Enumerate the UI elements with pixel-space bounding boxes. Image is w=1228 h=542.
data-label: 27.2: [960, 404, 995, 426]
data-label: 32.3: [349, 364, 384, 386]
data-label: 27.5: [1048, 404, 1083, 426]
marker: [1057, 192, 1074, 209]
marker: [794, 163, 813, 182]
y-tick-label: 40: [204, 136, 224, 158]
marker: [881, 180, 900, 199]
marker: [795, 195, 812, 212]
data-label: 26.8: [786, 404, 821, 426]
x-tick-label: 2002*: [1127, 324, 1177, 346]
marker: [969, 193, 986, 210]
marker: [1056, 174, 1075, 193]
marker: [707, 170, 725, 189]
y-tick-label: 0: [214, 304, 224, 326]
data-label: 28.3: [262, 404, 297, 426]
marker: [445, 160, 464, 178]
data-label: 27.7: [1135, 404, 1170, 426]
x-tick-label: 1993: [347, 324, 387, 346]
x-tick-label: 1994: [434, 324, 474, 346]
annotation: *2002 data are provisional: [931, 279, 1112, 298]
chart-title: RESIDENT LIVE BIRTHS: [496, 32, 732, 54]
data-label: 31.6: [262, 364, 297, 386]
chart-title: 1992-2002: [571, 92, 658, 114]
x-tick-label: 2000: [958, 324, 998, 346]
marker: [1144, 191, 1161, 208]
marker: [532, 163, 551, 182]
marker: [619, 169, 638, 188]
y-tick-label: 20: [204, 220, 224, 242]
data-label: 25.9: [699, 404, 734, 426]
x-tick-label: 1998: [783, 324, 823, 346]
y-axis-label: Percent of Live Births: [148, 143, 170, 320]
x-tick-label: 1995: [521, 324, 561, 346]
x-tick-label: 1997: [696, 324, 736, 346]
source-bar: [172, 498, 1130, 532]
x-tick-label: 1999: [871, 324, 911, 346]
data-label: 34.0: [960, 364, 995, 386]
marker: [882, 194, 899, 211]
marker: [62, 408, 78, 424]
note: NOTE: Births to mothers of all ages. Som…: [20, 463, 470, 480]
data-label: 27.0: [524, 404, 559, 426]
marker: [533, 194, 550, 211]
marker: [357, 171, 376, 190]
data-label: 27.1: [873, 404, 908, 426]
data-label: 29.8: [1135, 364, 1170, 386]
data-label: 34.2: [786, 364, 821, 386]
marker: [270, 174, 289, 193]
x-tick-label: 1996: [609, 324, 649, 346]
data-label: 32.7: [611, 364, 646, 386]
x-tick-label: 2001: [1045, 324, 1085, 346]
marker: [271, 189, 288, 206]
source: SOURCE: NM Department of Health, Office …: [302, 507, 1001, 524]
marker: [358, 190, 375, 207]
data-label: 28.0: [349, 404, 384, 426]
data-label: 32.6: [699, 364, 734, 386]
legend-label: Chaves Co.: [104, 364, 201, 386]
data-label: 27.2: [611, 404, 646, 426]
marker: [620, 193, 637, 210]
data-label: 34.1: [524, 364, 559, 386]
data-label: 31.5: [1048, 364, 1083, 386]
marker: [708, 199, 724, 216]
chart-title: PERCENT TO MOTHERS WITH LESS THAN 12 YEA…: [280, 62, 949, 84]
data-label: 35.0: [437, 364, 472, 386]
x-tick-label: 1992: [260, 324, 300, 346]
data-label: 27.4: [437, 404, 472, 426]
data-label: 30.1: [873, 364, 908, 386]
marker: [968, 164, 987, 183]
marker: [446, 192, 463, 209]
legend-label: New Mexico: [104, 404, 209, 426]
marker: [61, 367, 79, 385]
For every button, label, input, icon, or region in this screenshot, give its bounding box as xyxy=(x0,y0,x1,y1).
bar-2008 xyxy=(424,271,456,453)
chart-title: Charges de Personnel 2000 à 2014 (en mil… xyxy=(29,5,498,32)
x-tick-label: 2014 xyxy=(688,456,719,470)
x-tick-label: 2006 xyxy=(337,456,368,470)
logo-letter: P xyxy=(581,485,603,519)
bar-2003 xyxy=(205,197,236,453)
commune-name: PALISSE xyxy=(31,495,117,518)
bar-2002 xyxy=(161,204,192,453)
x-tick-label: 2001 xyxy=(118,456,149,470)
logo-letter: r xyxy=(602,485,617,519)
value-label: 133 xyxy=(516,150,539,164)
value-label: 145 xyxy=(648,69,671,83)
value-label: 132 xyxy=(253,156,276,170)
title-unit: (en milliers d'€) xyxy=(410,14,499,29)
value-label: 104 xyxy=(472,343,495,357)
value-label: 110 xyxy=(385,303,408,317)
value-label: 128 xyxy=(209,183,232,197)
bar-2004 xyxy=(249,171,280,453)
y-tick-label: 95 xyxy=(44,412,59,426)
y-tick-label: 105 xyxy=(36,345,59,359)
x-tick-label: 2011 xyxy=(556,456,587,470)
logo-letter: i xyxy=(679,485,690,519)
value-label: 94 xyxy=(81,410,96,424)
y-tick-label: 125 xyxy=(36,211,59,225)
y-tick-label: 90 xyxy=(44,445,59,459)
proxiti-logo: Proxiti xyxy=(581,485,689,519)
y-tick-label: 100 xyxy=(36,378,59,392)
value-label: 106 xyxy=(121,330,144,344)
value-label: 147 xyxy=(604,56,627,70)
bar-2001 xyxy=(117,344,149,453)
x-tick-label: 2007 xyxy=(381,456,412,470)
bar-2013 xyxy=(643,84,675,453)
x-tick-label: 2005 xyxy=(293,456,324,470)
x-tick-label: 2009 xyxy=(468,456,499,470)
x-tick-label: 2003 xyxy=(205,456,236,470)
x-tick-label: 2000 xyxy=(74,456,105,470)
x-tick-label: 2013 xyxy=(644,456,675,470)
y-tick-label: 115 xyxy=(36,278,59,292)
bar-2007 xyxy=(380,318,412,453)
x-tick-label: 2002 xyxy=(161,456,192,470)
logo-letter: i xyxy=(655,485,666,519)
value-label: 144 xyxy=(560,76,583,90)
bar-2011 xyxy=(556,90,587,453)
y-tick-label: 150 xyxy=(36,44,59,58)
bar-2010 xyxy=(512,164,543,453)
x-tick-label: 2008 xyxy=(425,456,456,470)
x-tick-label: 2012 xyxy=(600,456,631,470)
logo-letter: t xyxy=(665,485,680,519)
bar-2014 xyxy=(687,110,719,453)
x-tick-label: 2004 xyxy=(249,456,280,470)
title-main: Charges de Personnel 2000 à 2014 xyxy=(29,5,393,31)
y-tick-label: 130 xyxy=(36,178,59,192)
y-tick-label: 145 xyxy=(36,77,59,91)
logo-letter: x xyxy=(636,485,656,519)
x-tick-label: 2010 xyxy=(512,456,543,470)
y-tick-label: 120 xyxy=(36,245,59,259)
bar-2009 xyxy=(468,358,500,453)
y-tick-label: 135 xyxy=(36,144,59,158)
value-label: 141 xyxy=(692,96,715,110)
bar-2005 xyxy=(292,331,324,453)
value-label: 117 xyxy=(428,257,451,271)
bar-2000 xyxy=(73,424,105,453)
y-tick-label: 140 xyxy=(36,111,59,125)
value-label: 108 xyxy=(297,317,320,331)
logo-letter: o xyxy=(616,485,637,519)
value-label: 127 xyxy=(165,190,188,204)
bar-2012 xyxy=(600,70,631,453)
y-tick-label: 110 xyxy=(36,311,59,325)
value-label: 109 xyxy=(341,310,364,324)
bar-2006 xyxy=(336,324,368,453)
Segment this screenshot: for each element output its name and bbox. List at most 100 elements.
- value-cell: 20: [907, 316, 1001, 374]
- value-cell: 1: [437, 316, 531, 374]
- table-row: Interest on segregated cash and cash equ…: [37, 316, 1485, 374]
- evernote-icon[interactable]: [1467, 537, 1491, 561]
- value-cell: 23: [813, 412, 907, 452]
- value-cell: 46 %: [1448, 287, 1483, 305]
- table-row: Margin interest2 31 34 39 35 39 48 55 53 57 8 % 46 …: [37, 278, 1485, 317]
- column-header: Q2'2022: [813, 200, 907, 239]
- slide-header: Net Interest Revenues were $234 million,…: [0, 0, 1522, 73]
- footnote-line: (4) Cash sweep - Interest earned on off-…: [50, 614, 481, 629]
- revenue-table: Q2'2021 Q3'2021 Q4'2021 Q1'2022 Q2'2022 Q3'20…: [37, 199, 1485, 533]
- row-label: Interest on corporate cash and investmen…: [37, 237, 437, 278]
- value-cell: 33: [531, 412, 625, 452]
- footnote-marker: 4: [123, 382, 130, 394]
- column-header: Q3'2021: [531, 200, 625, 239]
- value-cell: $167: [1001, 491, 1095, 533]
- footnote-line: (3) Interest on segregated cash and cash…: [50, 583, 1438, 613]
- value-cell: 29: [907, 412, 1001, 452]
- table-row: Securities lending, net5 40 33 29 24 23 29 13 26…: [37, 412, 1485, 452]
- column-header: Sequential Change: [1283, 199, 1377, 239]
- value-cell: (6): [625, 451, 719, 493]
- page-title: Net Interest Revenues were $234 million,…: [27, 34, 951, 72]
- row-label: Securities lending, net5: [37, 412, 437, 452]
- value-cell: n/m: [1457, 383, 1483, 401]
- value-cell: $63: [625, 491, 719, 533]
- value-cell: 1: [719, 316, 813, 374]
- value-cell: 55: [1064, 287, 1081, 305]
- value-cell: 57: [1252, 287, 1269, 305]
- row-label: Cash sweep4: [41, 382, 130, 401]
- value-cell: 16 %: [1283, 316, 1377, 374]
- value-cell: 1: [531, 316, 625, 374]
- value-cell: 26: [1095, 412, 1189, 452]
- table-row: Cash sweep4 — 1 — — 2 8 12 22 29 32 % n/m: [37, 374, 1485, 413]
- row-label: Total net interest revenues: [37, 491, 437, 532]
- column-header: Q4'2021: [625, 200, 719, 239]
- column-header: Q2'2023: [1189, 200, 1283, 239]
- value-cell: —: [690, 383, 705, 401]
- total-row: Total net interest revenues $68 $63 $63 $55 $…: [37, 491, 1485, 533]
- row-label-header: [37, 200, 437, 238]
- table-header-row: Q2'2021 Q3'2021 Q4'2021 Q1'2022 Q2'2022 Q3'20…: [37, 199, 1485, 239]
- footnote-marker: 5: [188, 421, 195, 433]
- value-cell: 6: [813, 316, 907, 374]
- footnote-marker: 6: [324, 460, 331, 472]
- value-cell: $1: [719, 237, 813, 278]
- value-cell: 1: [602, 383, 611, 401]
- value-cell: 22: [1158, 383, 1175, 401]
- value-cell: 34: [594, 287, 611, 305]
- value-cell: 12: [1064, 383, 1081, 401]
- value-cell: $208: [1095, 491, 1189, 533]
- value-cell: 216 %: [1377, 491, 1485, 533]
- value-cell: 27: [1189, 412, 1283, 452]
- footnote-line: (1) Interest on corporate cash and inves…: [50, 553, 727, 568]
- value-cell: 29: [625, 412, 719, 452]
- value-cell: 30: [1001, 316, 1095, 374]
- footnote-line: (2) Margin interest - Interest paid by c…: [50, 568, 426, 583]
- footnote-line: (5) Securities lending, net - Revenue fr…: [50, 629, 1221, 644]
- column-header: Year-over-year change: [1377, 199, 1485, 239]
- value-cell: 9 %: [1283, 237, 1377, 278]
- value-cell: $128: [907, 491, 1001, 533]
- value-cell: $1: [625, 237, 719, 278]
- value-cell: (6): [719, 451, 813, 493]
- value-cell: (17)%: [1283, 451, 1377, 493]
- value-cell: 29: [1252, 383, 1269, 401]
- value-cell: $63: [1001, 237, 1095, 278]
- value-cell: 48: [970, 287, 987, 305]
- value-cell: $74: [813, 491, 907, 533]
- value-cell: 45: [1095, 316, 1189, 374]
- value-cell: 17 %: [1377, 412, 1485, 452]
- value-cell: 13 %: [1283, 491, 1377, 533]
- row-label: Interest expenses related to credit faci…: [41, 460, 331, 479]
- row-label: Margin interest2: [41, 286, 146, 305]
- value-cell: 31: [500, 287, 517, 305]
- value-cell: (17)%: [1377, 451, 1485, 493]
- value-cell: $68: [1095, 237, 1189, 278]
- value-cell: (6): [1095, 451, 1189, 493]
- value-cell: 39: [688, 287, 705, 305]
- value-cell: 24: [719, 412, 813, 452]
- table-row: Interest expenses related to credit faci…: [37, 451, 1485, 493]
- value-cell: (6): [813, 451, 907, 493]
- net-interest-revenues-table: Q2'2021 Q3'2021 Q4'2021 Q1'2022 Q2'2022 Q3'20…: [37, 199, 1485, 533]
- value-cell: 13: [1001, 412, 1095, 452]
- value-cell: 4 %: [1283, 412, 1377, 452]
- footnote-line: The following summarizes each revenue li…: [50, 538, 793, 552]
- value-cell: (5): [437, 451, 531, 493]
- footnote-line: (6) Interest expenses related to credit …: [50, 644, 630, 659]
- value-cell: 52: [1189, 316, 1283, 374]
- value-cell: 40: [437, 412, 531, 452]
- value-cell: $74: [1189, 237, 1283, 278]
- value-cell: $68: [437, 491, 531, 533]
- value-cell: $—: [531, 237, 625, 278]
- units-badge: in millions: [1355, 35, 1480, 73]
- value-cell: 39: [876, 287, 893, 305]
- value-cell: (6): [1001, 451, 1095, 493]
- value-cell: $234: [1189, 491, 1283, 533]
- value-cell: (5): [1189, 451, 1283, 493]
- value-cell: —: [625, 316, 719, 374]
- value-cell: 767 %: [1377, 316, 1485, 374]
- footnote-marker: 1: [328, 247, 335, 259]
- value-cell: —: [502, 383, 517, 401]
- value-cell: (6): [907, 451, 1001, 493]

▸ STATED PROBLEM:
Return everything from the start of the material down to the line containing "x-tick-label: 1994: [434, 324, 474, 346]", with both ends included, reproducing those lines exactly.

▸ EXERCISE RESPONSE:
Enumerate the UI elements with pixel-space bounding boxes. Image is w=1228 h=542.
data-label: 27.2: [960, 404, 995, 426]
data-label: 32.3: [349, 364, 384, 386]
data-label: 27.5: [1048, 404, 1083, 426]
marker: [1057, 192, 1074, 209]
marker: [794, 163, 813, 182]
y-tick-label: 40: [204, 136, 224, 158]
marker: [881, 180, 900, 199]
marker: [795, 195, 812, 212]
data-label: 26.8: [786, 404, 821, 426]
x-tick-label: 2002*: [1127, 324, 1177, 346]
marker: [969, 193, 986, 210]
marker: [1056, 174, 1075, 193]
marker: [707, 170, 725, 189]
y-tick-label: 0: [214, 304, 224, 326]
data-label: 28.3: [262, 404, 297, 426]
marker: [445, 160, 464, 178]
data-label: 27.7: [1135, 404, 1170, 426]
x-tick-label: 1993: [347, 324, 387, 346]
x-tick-label: 1994: [434, 324, 474, 346]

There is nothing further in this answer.